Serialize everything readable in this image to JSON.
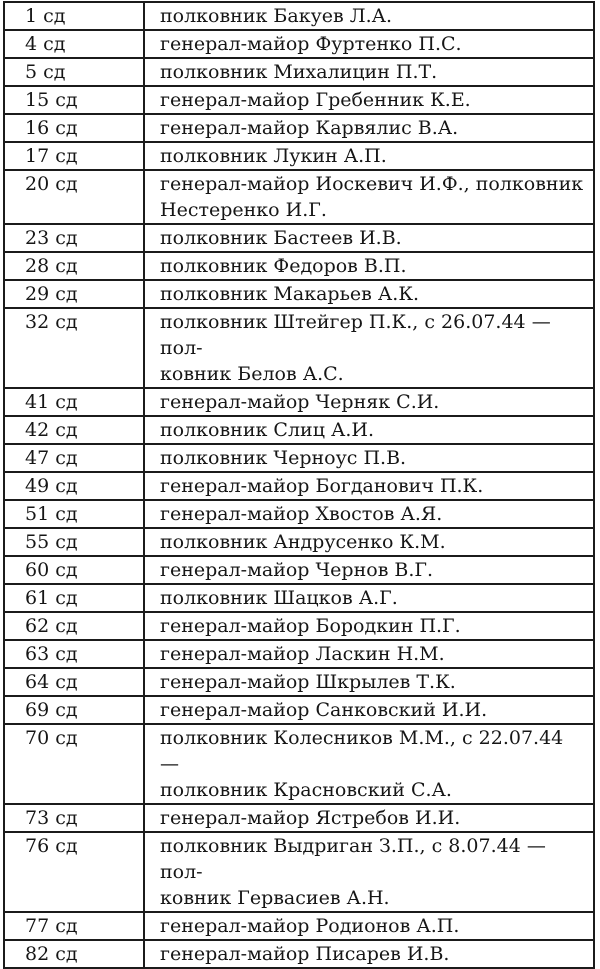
{
  "page": {
    "background_color": "#ffffff",
    "border_color": "#1b1b1b",
    "text_color": "#161616"
  },
  "table": {
    "description": "two-column table: rifle division number and commander rank/name",
    "rows": [
      {
        "division": "1 сд",
        "commander": "полковник Бакуев Л.А."
      },
      {
        "division": "4 сд",
        "commander": "генерал-майор Фуртенко П.С."
      },
      {
        "division": "5 сд",
        "commander": "полковник Михалицин П.Т."
      },
      {
        "division": "15 сд",
        "commander": "генерал-майор Гребенник К.Е."
      },
      {
        "division": "16 сд",
        "commander": "генерал-майор Карвялис В.А."
      },
      {
        "division": "17 сд",
        "commander": "полковник Лукин А.П."
      },
      {
        "division": "20 сд",
        "commander": "генерал-майор Иоскевич И.Ф., полковник\nНестеренко И.Г."
      },
      {
        "division": "23 сд",
        "commander": "полковник Бастеев И.В."
      },
      {
        "division": "28 сд",
        "commander": "полковник Федоров В.П."
      },
      {
        "division": "29 сд",
        "commander": "полковник Макарьев А.К."
      },
      {
        "division": "32 сд",
        "commander": "полковник Штейгер П.К., с 26.07.44 — пол-\nковник Белов А.С."
      },
      {
        "division": "41 сд",
        "commander": "генерал-майор Черняк С.И."
      },
      {
        "division": "42 сд",
        "commander": "полковник Слиц А.И."
      },
      {
        "division": "47 сд",
        "commander": "полковник Черноус П.В."
      },
      {
        "division": "49 сд",
        "commander": "генерал-майор Богданович П.К."
      },
      {
        "division": "51 сд",
        "commander": "генерал-майор Хвостов А.Я."
      },
      {
        "division": "55 сд",
        "commander": "полковник Андрусенко К.М."
      },
      {
        "division": "60 сд",
        "commander": "генерал-майор Чернов В.Г."
      },
      {
        "division": "61 сд",
        "commander": "полковник Шацков А.Г."
      },
      {
        "division": "62 сд",
        "commander": "генерал-майор Бородкин П.Г."
      },
      {
        "division": "63 сд",
        "commander": "генерал-майор Ласкин Н.М."
      },
      {
        "division": "64 сд",
        "commander": "генерал-майор Шкрылев Т.К."
      },
      {
        "division": "69 сд",
        "commander": "генерал-майор Санковский И.И."
      },
      {
        "division": "70 сд",
        "commander": "полковник Колесников М.М., с 22.07.44 —\nполковник Красновский С.А."
      },
      {
        "division": "73 сд",
        "commander": "генерал-майор Ястребов И.И."
      },
      {
        "division": "76 сд",
        "commander": "полковник Выдриган З.П., с 8.07.44 — пол-\nковник Гервасиев А.Н."
      },
      {
        "division": "77 сд",
        "commander": "генерал-майор Родионов А.П."
      },
      {
        "division": "82 сд",
        "commander": "генерал-майор Писарев И.В."
      }
    ]
  }
}
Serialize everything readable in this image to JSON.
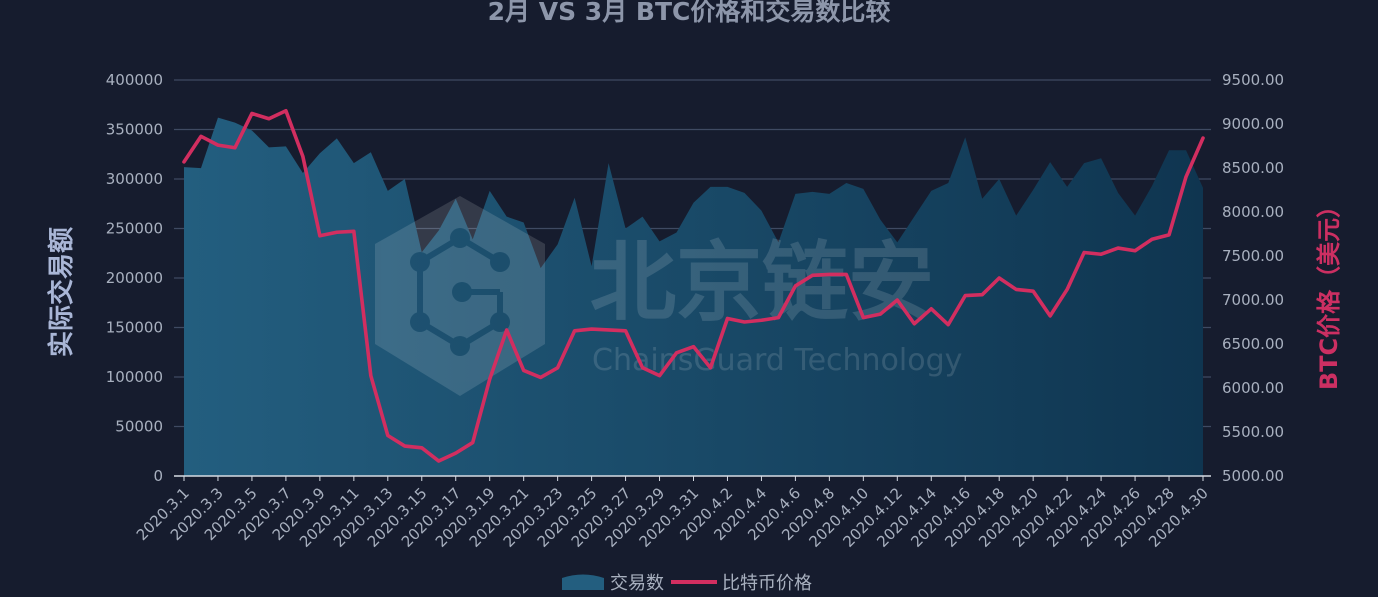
{
  "colors": {
    "background": "#161c2e",
    "area_left": "#235e7f",
    "area_right": "#0f3550",
    "line": "#d22e60",
    "grid": "#3f4a62",
    "axis_text": "#a8b0bf",
    "left_label": "#a9b6d6",
    "right_label": "#cc2f62",
    "title": "#8d96aa"
  },
  "watermark": {
    "brand": "北京链安",
    "sub": "ChainsGuard Technology"
  },
  "chart_data": {
    "type": "area+line",
    "title": "2月 VS 3月 BTC价格和交易数比较",
    "ylabel_left": "实际交易额",
    "ylabel_right": "BTC价格（美元）",
    "ylim_left": [
      0,
      400000
    ],
    "ylim_right": [
      5000,
      9500
    ],
    "yticks_left": [
      "0",
      "50000",
      "100000",
      "150000",
      "200000",
      "250000",
      "300000",
      "350000",
      "400000"
    ],
    "yticks_right": [
      "5000.00",
      "5500.00",
      "6000.00",
      "6500.00",
      "7000.00",
      "7500.00",
      "8000.00",
      "8500.00",
      "9000.00",
      "9500.00"
    ],
    "grid": true,
    "legend_position": "bottom-center",
    "categories": [
      "2020.3.1",
      "2020.3.2",
      "2020.3.3",
      "2020.3.4",
      "2020.3.5",
      "2020.3.6",
      "2020.3.7",
      "2020.3.8",
      "2020.3.9",
      "2020.3.10",
      "2020.3.11",
      "2020.3.12",
      "2020.3.13",
      "2020.3.14",
      "2020.3.15",
      "2020.3.16",
      "2020.3.17",
      "2020.3.18",
      "2020.3.19",
      "2020.3.20",
      "2020.3.21",
      "2020.3.22",
      "2020.3.23",
      "2020.3.24",
      "2020.3.25",
      "2020.3.26",
      "2020.3.27",
      "2020.3.28",
      "2020.3.29",
      "2020.3.30",
      "2020.3.31",
      "2020.4.1",
      "2020.4.2",
      "2020.4.3",
      "2020.4.4",
      "2020.4.5",
      "2020.4.6",
      "2020.4.7",
      "2020.4.8",
      "2020.4.9",
      "2020.4.10",
      "2020.4.11",
      "2020.4.12",
      "2020.4.13",
      "2020.4.14",
      "2020.4.15",
      "2020.4.16",
      "2020.4.17",
      "2020.4.18",
      "2020.4.19",
      "2020.4.20",
      "2020.4.21",
      "2020.4.22",
      "2020.4.23",
      "2020.4.24",
      "2020.4.25",
      "2020.4.26",
      "2020.4.27",
      "2020.4.28",
      "2020.4.29",
      "2020.4.30"
    ],
    "xtick_labels": [
      "2020.3.1",
      "2020.3.3",
      "2020.3.5",
      "2020.3.7",
      "2020.3.9",
      "2020.3.11",
      "2020.3.13",
      "2020.3.15",
      "2020.3.17",
      "2020.3.19",
      "2020.3.21",
      "2020.3.23",
      "2020.3.25",
      "2020.3.27",
      "2020.3.29",
      "2020.3.31",
      "2020.4.2",
      "2020.4.4",
      "2020.4.6",
      "2020.4.8",
      "2020.4.10",
      "2020.4.12",
      "2020.4.14",
      "2020.4.16",
      "2020.4.18",
      "2020.4.20",
      "2020.4.22",
      "2020.4.24",
      "2020.4.26",
      "2020.4.28",
      "2020.4.30"
    ],
    "series": [
      {
        "name": "交易数",
        "type": "area",
        "axis": "left",
        "values": [
          312000,
          311000,
          362000,
          357000,
          349000,
          332000,
          333000,
          306000,
          326000,
          341000,
          316000,
          327000,
          288000,
          300000,
          226000,
          248000,
          280000,
          239000,
          288000,
          262000,
          256000,
          210000,
          234000,
          281000,
          212000,
          316000,
          250000,
          262000,
          237000,
          246000,
          276000,
          292000,
          292000,
          286000,
          268000,
          236000,
          285000,
          287000,
          285000,
          296000,
          290000,
          259000,
          236000,
          262000,
          288000,
          296000,
          342000,
          280000,
          300000,
          263000,
          289000,
          317000,
          292000,
          316000,
          321000,
          286000,
          263000,
          293000,
          329000,
          329000,
          291000
        ]
      },
      {
        "name": "比特币价格",
        "type": "line",
        "axis": "right",
        "values": [
          8570,
          8860,
          8760,
          8730,
          9120,
          9060,
          9150,
          8630,
          7730,
          7770,
          7780,
          6140,
          5460,
          5340,
          5320,
          5170,
          5260,
          5380,
          6100,
          6660,
          6200,
          6120,
          6230,
          6650,
          6670,
          6660,
          6650,
          6230,
          6140,
          6400,
          6470,
          6230,
          6790,
          6750,
          6770,
          6800,
          7160,
          7280,
          7290,
          7290,
          6800,
          6840,
          7000,
          6730,
          6900,
          6720,
          7050,
          7060,
          7250,
          7120,
          7100,
          6820,
          7120,
          7540,
          7520,
          7590,
          7560,
          7690,
          7740,
          8400,
          8840
        ]
      }
    ]
  }
}
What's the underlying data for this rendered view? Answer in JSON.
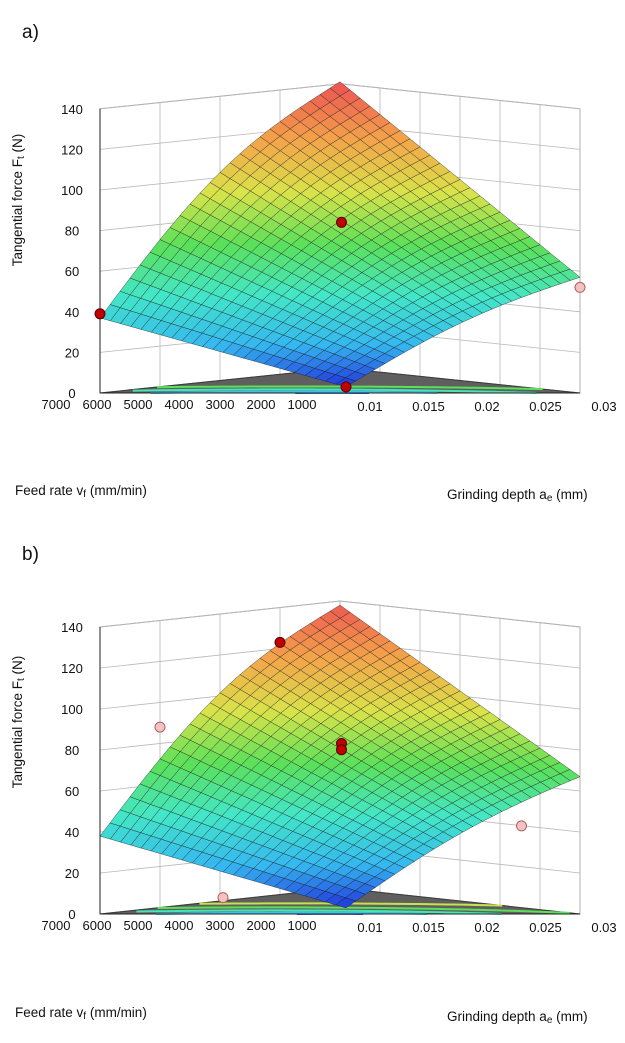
{
  "chart_data": [
    {
      "type": "surface3d",
      "panel_label": "a)",
      "zlabel": "Tangential force Ft (N)",
      "zlabel_main": "Tangential force F",
      "zlabel_sub": "t",
      "zlabel_unit": " (N)",
      "xlabel": "Grinding depth ae (mm)",
      "xlabel_main": "Grinding depth a",
      "xlabel_sub": "e",
      "xlabel_unit": " (mm)",
      "ylabel": "Feed rate vf (mm/min)",
      "ylabel_main": "Feed rate v",
      "ylabel_sub": "f",
      "ylabel_unit": " (mm/min)",
      "x_ticks": [
        "0.01",
        "0.015",
        "0.02",
        "0.025",
        "0.03"
      ],
      "y_ticks": [
        "1000",
        "2000",
        "3000",
        "4000",
        "5000",
        "6000",
        "7000"
      ],
      "z_ticks": [
        "0",
        "20",
        "40",
        "60",
        "80",
        "100",
        "120",
        "140"
      ],
      "z_tick_labels": [
        "0",
        "20",
        "40",
        "60",
        "80",
        "100",
        "120",
        "140"
      ],
      "xlim": [
        0.01,
        0.03
      ],
      "ylim": [
        1000,
        7000
      ],
      "zlim": [
        0,
        140
      ],
      "surface_corners": {
        "ae_min_vf_min": 3,
        "ae_max_vf_min": 57,
        "ae_min_vf_max": 37,
        "ae_max_vf_max": 141
      },
      "points": [
        {
          "ae": 0.01,
          "vf": 1000,
          "Ft": 3,
          "above": true
        },
        {
          "ae": 0.02,
          "vf": 4000,
          "Ft": 81,
          "above": true
        },
        {
          "ae": 0.01,
          "vf": 7000,
          "Ft": 39,
          "above": true
        },
        {
          "ae": 0.03,
          "vf": 1000,
          "Ft": 52,
          "above": false
        }
      ],
      "colormap": [
        "#1f1fd8",
        "#35b7f0",
        "#43e6c8",
        "#5be05a",
        "#d9e34a",
        "#f3a34a",
        "#ec5353"
      ],
      "contour_levels": [
        10,
        30,
        50,
        70
      ]
    },
    {
      "type": "surface3d",
      "panel_label": "b)",
      "zlabel": "Tangential force Ft (N)",
      "zlabel_main": "Tangential force F",
      "zlabel_sub": "t",
      "zlabel_unit": " (N)",
      "xlabel": "Grinding depth ae (mm)",
      "xlabel_main": "Grinding depth a",
      "xlabel_sub": "e",
      "xlabel_unit": " (mm)",
      "ylabel": "Feed rate vf (mm/min)",
      "ylabel_main": "Feed rate v",
      "ylabel_sub": "f",
      "ylabel_unit": " (mm/min)",
      "x_ticks": [
        "0.01",
        "0.015",
        "0.02",
        "0.025",
        "0.03"
      ],
      "y_ticks": [
        "1000",
        "2000",
        "3000",
        "4000",
        "5000",
        "6000",
        "7000"
      ],
      "z_ticks": [
        "0",
        "20",
        "40",
        "60",
        "80",
        "100",
        "120",
        "140"
      ],
      "z_tick_labels": [
        "0",
        "20",
        "40",
        "60",
        "80",
        "100",
        "120",
        "140"
      ],
      "xlim": [
        0.01,
        0.03
      ],
      "ylim": [
        1000,
        7000
      ],
      "zlim": [
        0,
        140
      ],
      "surface_corners": {
        "ae_min_vf_min": 3,
        "ae_max_vf_min": 67,
        "ae_min_vf_max": 38,
        "ae_max_vf_max": 138
      },
      "points": [
        {
          "ae": 0.025,
          "vf": 7000,
          "Ft": 123,
          "above": true
        },
        {
          "ae": 0.02,
          "vf": 4000,
          "Ft": 80,
          "above": true
        },
        {
          "ae": 0.02,
          "vf": 4000,
          "Ft": 77,
          "above": true
        },
        {
          "ae": 0.015,
          "vf": 7000,
          "Ft": 88,
          "above": false
        },
        {
          "ae": 0.01,
          "vf": 4000,
          "Ft": 8,
          "above": false
        },
        {
          "ae": 0.025,
          "vf": 1000,
          "Ft": 43,
          "above": false
        }
      ],
      "colormap": [
        "#1f1fd8",
        "#35b7f0",
        "#43e6c8",
        "#5be05a",
        "#d9e34a",
        "#f3a34a",
        "#ec5353"
      ],
      "contour_levels": [
        10,
        30,
        50,
        70,
        90
      ]
    }
  ]
}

--*--

Filter the entries down to the lines containing "table". Copy each of those lines.

* Solved problem:
  "table": {
    "description": "two-column table: rifle division number and commander rank/name",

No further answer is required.